## begin Given records

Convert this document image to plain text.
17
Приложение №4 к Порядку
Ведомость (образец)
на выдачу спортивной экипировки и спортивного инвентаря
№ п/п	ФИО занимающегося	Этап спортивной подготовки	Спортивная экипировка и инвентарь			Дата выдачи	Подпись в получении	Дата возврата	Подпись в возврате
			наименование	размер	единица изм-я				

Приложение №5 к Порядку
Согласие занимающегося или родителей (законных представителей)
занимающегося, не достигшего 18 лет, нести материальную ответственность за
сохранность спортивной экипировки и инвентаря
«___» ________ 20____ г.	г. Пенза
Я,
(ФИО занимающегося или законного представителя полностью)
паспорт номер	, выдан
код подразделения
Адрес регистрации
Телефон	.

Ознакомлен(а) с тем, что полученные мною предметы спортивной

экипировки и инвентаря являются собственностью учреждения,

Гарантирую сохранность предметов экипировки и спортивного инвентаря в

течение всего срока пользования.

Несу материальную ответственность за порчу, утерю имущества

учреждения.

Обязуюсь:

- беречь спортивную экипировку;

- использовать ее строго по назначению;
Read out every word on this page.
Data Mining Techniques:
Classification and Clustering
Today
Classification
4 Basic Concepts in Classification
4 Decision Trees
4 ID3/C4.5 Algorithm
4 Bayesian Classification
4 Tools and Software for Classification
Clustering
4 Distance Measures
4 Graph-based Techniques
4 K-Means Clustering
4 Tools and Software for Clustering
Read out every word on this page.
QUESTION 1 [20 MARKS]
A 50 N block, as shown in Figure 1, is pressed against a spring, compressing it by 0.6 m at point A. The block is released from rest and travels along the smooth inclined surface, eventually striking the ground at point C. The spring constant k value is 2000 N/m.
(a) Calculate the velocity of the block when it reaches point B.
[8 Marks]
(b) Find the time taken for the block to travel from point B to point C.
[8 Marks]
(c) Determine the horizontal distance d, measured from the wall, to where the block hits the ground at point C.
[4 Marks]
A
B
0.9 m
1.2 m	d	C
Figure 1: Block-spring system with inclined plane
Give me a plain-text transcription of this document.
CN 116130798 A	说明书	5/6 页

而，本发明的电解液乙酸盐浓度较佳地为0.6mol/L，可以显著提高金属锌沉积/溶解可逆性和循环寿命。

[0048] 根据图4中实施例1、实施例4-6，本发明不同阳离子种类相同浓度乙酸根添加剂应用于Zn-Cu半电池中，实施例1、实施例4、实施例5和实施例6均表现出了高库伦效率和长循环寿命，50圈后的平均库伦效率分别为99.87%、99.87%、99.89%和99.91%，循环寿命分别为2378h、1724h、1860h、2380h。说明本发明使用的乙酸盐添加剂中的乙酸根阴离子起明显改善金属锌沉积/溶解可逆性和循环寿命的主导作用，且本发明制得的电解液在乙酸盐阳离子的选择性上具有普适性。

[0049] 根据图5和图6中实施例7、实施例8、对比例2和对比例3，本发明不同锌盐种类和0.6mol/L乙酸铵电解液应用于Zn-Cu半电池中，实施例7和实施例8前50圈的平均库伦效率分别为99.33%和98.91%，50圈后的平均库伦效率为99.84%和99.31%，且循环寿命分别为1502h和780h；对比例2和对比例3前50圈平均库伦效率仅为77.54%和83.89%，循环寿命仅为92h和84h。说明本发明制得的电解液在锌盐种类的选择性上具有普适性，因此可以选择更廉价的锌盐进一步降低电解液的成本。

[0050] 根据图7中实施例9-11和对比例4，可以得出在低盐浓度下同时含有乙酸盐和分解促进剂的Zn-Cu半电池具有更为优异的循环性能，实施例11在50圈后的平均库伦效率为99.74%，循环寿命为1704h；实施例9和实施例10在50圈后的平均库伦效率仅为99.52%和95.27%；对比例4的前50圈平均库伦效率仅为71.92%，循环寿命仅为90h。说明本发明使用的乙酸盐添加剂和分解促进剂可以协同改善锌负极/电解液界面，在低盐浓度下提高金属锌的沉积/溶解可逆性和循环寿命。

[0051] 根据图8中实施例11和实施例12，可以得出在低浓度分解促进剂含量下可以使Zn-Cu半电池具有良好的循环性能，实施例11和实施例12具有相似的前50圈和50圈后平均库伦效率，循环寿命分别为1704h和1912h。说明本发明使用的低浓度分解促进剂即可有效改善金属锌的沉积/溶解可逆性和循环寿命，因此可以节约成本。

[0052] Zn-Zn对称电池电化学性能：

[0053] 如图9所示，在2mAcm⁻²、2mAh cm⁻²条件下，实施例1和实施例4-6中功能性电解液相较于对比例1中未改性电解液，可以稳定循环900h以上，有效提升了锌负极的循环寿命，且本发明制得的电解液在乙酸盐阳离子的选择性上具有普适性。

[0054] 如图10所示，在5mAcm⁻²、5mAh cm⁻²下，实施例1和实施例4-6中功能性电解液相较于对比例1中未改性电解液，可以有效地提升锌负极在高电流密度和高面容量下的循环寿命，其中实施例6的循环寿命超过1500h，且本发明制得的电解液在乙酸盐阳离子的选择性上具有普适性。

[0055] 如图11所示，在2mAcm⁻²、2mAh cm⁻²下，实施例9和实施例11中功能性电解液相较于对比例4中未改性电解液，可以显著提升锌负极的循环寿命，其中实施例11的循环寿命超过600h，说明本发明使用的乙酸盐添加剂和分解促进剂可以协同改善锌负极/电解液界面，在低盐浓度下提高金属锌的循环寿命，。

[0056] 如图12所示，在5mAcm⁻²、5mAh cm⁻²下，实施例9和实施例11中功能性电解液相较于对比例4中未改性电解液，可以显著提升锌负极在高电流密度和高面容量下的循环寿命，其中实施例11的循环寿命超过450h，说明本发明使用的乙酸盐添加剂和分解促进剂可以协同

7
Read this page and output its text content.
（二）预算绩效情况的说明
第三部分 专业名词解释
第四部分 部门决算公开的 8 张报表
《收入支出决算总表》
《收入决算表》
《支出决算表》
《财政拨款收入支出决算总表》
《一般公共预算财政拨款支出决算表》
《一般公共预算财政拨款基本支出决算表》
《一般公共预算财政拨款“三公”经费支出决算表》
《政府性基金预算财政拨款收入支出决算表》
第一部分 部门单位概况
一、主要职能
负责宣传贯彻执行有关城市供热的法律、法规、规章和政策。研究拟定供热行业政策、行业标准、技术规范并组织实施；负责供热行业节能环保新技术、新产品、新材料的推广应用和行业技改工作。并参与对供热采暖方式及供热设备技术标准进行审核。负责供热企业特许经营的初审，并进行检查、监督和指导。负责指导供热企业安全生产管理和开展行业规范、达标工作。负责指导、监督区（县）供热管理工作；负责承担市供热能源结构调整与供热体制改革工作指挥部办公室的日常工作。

## end Given records

## Given problem
Please output the entire listing exactly as it stands.

## Final result
Convert this document image to plain text.
17
Приложение №4 к Порядку
Ведомость (образец)
на выдачу спортивной экипировки и спортивного инвентаря
№ п/п	ФИО занимающегося	Этап спортивной подготовки	Спортивная экипировка и инвентарь			Дата выдачи	Подпись в получении	Дата возврата	Подпись в возврате
			наименование	размер	единица изм-я				

Приложение №5 к Порядку
Согласие занимающегося или родителей (законных представителей)
занимающегося, не достигшего 18 лет, нести материальную ответственность за
сохранность спортивной экипировки и инвентаря
«___» ________ 20____ г.	г. Пенза
Я,
(ФИО занимающегося или законного представителя полностью)
паспорт номер	, выдан
код подразделения
Адрес регистрации
Телефон	.

Ознакомлен(а) с тем, что полученные мною предметы спортивной

экипировки и инвентаря являются собственностью учреждения,

Гарантирую сохранность предметов экипировки и спортивного инвентаря в

течение всего срока пользования.

Несу материальную ответственность за порчу, утерю имущества

учреждения.

Обязуюсь:

- беречь спортивную экипировку;

- использовать ее строго по назначению;
Read out every word on this page.
Data Mining Techniques:
Classification and Clustering
Today
Classification
4 Basic Concepts in Classification
4 Decision Trees
4 ID3/C4.5 Algorithm
4 Bayesian Classification
4 Tools and Software for Classification
Clustering
4 Distance Measures
4 Graph-based Techniques
4 K-Means Clustering
4 Tools and Software for Clustering
Read out every word on this page.
QUESTION 1 [20 MARKS]
A 50 N block, as shown in Figure 1, is pressed against a spring, compressing it by 0.6 m at point A. The block is released from rest and travels along the smooth inclined surface, eventually striking the ground at point C. The spring constant k value is 2000 N/m.
(a) Calculate the velocity of the block when it reaches point B.
[8 Marks]
(b) Find the time taken for the block to travel from point B to point C.
[8 Marks]
(c) Determine the horizontal distance d, measured from the wall, to where the block hits the ground at point C.
[4 Marks]
A
B
0.9 m
1.2 m	d	C
Figure 1: Block-spring system with inclined plane
Give me a plain-text transcription of this document.
CN 116130798 A	说明书	5/6 页

而，本发明的电解液乙酸盐浓度较佳地为0.6mol/L，可以显著提高金属锌沉积/溶解可逆性和循环寿命。

[0048] 根据图4中实施例1、实施例4-6，本发明不同阳离子种类相同浓度乙酸根添加剂应用于Zn-Cu半电池中，实施例1、实施例4、实施例5和实施例6均表现出了高库伦效率和长循环寿命，50圈后的平均库伦效率分别为99.87%、99.87%、99.89%和99.91%，循环寿命分别为2378h、1724h、1860h、2380h。说明本发明使用的乙酸盐添加剂中的乙酸根阴离子起明显改善金属锌沉积/溶解可逆性和循环寿命的主导作用，且本发明制得的电解液在乙酸盐阳离子的选择性上具有普适性。

[0049] 根据图5和图6中实施例7、实施例8、对比例2和对比例3，本发明不同锌盐种类和0.6mol/L乙酸铵电解液应用于Zn-Cu半电池中，实施例7和实施例8前50圈的平均库伦效率分别为99.33%和98.91%，50圈后的平均库伦效率为99.84%和99.31%，且循环寿命分别为1502h和780h；对比例2和对比例3前50圈平均库伦效率仅为77.54%和83.89%，循环寿命仅为92h和84h。说明本发明制得的电解液在锌盐种类的选择性上具有普适性，因此可以选择更廉价的锌盐进一步降低电解液的成本。

[0050] 根据图7中实施例9-11和对比例4，可以得出在低盐浓度下同时含有乙酸盐和分解促进剂的Zn-Cu半电池具有更为优异的循环性能，实施例11在50圈后的平均库伦效率为99.74%，循环寿命为1704h；实施例9和实施例10在50圈后的平均库伦效率仅为99.52%和95.27%；对比例4的前50圈平均库伦效率仅为71.92%，循环寿命仅为90h。说明本发明使用的乙酸盐添加剂和分解促进剂可以协同改善锌负极/电解液界面，在低盐浓度下提高金属锌的沉积/溶解可逆性和循环寿命。

[0051] 根据图8中实施例11和实施例12，可以得出在低浓度分解促进剂含量下可以使Zn-Cu半电池具有良好的循环性能，实施例11和实施例12具有相似的前50圈和50圈后平均库伦效率，循环寿命分别为1704h和1912h。说明本发明使用的低浓度分解促进剂即可有效改善金属锌的沉积/溶解可逆性和循环寿命，因此可以节约成本。

[0052] Zn-Zn对称电池电化学性能：

[0053] 如图9所示，在2mAcm⁻²、2mAh cm⁻²条件下，实施例1和实施例4-6中功能性电解液相较于对比例1中未改性电解液，可以稳定循环900h以上，有效提升了锌负极的循环寿命，且本发明制得的电解液在乙酸盐阳离子的选择性上具有普适性。

[0054] 如图10所示，在5mAcm⁻²、5mAh cm⁻²下，实施例1和实施例4-6中功能性电解液相较于对比例1中未改性电解液，可以有效地提升锌负极在高电流密度和高面容量下的循环寿命，其中实施例6的循环寿命超过1500h，且本发明制得的电解液在乙酸盐阳离子的选择性上具有普适性。

[0055] 如图11所示，在2mAcm⁻²、2mAh cm⁻²下，实施例9和实施例11中功能性电解液相较于对比例4中未改性电解液，可以显著提升锌负极的循环寿命，其中实施例11的循环寿命超过600h，说明本发明使用的乙酸盐添加剂和分解促进剂可以协同改善锌负极/电解液界面，在低盐浓度下提高金属锌的循环寿命，。

[0056] 如图12所示，在5mAcm⁻²、5mAh cm⁻²下，实施例9和实施例11中功能性电解液相较于对比例4中未改性电解液，可以显著提升锌负极在高电流密度和高面容量下的循环寿命，其中实施例11的循环寿命超过450h，说明本发明使用的乙酸盐添加剂和分解促进剂可以协同

7
Read this page and output its text content.
（二）预算绩效情况的说明
第三部分 专业名词解释
第四部分 部门决算公开的 8 张报表
《收入支出决算总表》
《收入决算表》
《支出决算表》
《财政拨款收入支出决算总表》
《一般公共预算财政拨款支出决算表》
《一般公共预算财政拨款基本支出决算表》
《一般公共预算财政拨款“三公”经费支出决算表》
《政府性基金预算财政拨款收入支出决算表》
第一部分 部门单位概况
一、主要职能
负责宣传贯彻执行有关城市供热的法律、法规、规章和政策。研究拟定供热行业政策、行业标准、技术规范并组织实施；负责供热行业节能环保新技术、新产品、新材料的推广应用和行业技改工作。并参与对供热采暖方式及供热设备技术标准进行审核。负责供热企业特许经营的初审，并进行检查、监督和指导。负责指导供热企业安全生产管理和开展行业规范、达标工作。负责指导、监督区（县）供热管理工作；负责承担市供热能源结构调整与供热体制改革工作指挥部办公室的日常工作。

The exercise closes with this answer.